→ TASK DETAILS
Set all the material down again unchanged, without the pictures.

→ DATA PROVIDED
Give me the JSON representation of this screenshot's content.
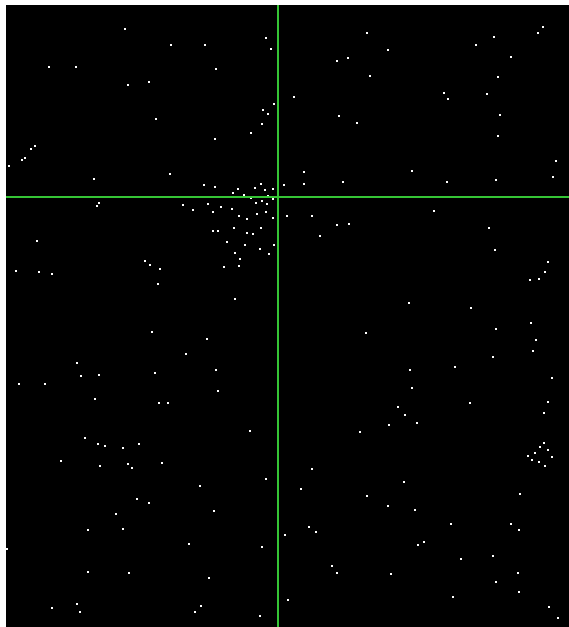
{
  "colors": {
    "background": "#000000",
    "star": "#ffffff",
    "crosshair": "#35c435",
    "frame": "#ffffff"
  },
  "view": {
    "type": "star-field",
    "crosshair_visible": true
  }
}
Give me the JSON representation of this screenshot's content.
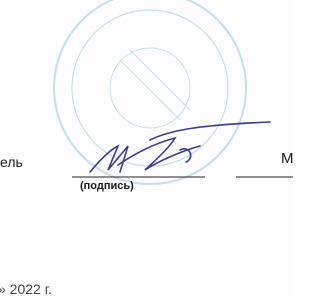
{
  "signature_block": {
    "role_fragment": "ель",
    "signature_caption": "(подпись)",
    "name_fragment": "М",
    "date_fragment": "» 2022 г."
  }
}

→ SOLUTION TO THE EXERCISE
Give me the JSON representation of this screenshot's content.
{
  "colors": {
    "background": "#000000",
    "star": "#ffffff",
    "crosshair": "#35c435",
    "frame": "#ffffff"
  },
  "view": {
    "type": "star-field",
    "crosshair_visible": true
  }
}
Give me the JSON representation of this screenshot's content.
{
  "signature_block": {
    "role_fragment": "ель",
    "signature_caption": "(подпись)",
    "name_fragment": "М",
    "date_fragment": "» 2022 г."
  }
}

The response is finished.